## Exercise:
Each of the lines below must be written out exactly as shown.

Dataset rows about figures

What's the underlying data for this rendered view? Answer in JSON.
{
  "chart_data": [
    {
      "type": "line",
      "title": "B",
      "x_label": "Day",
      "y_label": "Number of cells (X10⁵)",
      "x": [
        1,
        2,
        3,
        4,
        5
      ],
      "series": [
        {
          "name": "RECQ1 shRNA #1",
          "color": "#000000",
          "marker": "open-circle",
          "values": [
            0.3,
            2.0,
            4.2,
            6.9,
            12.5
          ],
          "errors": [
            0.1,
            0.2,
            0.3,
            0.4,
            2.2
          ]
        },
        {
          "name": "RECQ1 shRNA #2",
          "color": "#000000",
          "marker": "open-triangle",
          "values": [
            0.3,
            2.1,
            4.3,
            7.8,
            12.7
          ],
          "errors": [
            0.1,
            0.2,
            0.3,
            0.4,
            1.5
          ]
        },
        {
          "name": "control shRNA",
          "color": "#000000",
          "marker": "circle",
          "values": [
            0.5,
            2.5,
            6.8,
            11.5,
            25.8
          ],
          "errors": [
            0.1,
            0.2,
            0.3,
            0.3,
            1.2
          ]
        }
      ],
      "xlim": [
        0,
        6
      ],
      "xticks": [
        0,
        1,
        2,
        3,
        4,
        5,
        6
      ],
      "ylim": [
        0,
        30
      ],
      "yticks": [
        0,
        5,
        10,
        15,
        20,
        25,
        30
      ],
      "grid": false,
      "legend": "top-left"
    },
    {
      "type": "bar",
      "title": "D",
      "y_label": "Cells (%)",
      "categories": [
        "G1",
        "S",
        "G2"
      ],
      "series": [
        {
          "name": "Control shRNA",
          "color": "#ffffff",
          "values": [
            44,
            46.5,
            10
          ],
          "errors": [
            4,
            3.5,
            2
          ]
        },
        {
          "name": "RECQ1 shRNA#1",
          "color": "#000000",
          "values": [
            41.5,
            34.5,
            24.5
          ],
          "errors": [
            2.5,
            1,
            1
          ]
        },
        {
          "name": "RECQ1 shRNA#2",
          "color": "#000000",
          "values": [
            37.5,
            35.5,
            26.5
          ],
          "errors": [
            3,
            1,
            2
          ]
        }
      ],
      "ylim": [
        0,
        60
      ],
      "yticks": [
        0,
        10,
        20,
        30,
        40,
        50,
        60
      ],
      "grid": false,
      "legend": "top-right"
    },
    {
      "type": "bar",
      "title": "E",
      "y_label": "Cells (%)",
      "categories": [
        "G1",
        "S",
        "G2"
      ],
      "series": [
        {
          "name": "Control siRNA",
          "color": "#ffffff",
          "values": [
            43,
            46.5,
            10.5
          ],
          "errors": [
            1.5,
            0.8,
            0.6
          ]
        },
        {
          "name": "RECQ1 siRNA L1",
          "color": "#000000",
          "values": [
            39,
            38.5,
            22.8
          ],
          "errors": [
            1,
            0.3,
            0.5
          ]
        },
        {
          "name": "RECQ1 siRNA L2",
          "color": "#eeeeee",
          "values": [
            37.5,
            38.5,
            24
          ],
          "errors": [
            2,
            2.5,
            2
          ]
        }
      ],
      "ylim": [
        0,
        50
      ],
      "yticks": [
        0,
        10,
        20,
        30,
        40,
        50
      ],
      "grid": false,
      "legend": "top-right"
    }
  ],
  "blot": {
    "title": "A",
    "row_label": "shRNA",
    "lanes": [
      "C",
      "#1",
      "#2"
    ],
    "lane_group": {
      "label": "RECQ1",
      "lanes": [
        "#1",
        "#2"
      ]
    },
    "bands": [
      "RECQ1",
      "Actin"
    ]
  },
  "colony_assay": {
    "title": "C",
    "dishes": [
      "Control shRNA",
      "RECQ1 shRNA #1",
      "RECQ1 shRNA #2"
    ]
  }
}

## Answer to this exercise:
What's the underlying data for this rendered view? Answer in JSON.
{
  "chart_data": [
    {
      "type": "line",
      "title": "B",
      "x_label": "Day",
      "y_label": "Number of cells (X10⁵)",
      "x": [
        1,
        2,
        3,
        4,
        5
      ],
      "series": [
        {
          "name": "RECQ1 shRNA #1",
          "color": "#000000",
          "marker": "open-circle",
          "values": [
            0.3,
            2.0,
            4.2,
            6.9,
            12.5
          ],
          "errors": [
            0.1,
            0.2,
            0.3,
            0.4,
            2.2
          ]
        },
        {
          "name": "RECQ1 shRNA #2",
          "color": "#000000",
          "marker": "open-triangle",
          "values": [
            0.3,
            2.1,
            4.3,
            7.8,
            12.7
          ],
          "errors": [
            0.1,
            0.2,
            0.3,
            0.4,
            1.5
          ]
        },
        {
          "name": "control shRNA",
          "color": "#000000",
          "marker": "circle",
          "values": [
            0.5,
            2.5,
            6.8,
            11.5,
            25.8
          ],
          "errors": [
            0.1,
            0.2,
            0.3,
            0.3,
            1.2
          ]
        }
      ],
      "xlim": [
        0,
        6
      ],
      "xticks": [
        0,
        1,
        2,
        3,
        4,
        5,
        6
      ],
      "ylim": [
        0,
        30
      ],
      "yticks": [
        0,
        5,
        10,
        15,
        20,
        25,
        30
      ],
      "grid": false,
      "legend": "top-left"
    },
    {
      "type": "bar",
      "title": "D",
      "y_label": "Cells (%)",
      "categories": [
        "G1",
        "S",
        "G2"
      ],
      "series": [
        {
          "name": "Control shRNA",
          "color": "#ffffff",
          "values": [
            44,
            46.5,
            10
          ],
          "errors": [
            4,
            3.5,
            2
          ]
        },
        {
          "name": "RECQ1 shRNA#1",
          "color": "#000000",
          "values": [
            41.5,
            34.5,
            24.5
          ],
          "errors": [
            2.5,
            1,
            1
          ]
        },
        {
          "name": "RECQ1 shRNA#2",
          "color": "#000000",
          "values": [
            37.5,
            35.5,
            26.5
          ],
          "errors": [
            3,
            1,
            2
          ]
        }
      ],
      "ylim": [
        0,
        60
      ],
      "yticks": [
        0,
        10,
        20,
        30,
        40,
        50,
        60
      ],
      "grid": false,
      "legend": "top-right"
    },
    {
      "type": "bar",
      "title": "E",
      "y_label": "Cells (%)",
      "categories": [
        "G1",
        "S",
        "G2"
      ],
      "series": [
        {
          "name": "Control siRNA",
          "color": "#ffffff",
          "values": [
            43,
            46.5,
            10.5
          ],
          "errors": [
            1.5,
            0.8,
            0.6
          ]
        },
        {
          "name": "RECQ1 siRNA L1",
          "color": "#000000",
          "values": [
            39,
            38.5,
            22.8
          ],
          "errors": [
            1,
            0.3,
            0.5
          ]
        },
        {
          "name": "RECQ1 siRNA L2",
          "color": "#eeeeee",
          "values": [
            37.5,
            38.5,
            24
          ],
          "errors": [
            2,
            2.5,
            2
          ]
        }
      ],
      "ylim": [
        0,
        50
      ],
      "yticks": [
        0,
        10,
        20,
        30,
        40,
        50
      ],
      "grid": false,
      "legend": "top-right"
    }
  ],
  "blot": {
    "title": "A",
    "row_label": "shRNA",
    "lanes": [
      "C",
      "#1",
      "#2"
    ],
    "lane_group": {
      "label": "RECQ1",
      "lanes": [
        "#1",
        "#2"
      ]
    },
    "bands": [
      "RECQ1",
      "Actin"
    ]
  },
  "colony_assay": {
    "title": "C",
    "dishes": [
      "Control shRNA",
      "RECQ1 shRNA #1",
      "RECQ1 shRNA #2"
    ]
  }
}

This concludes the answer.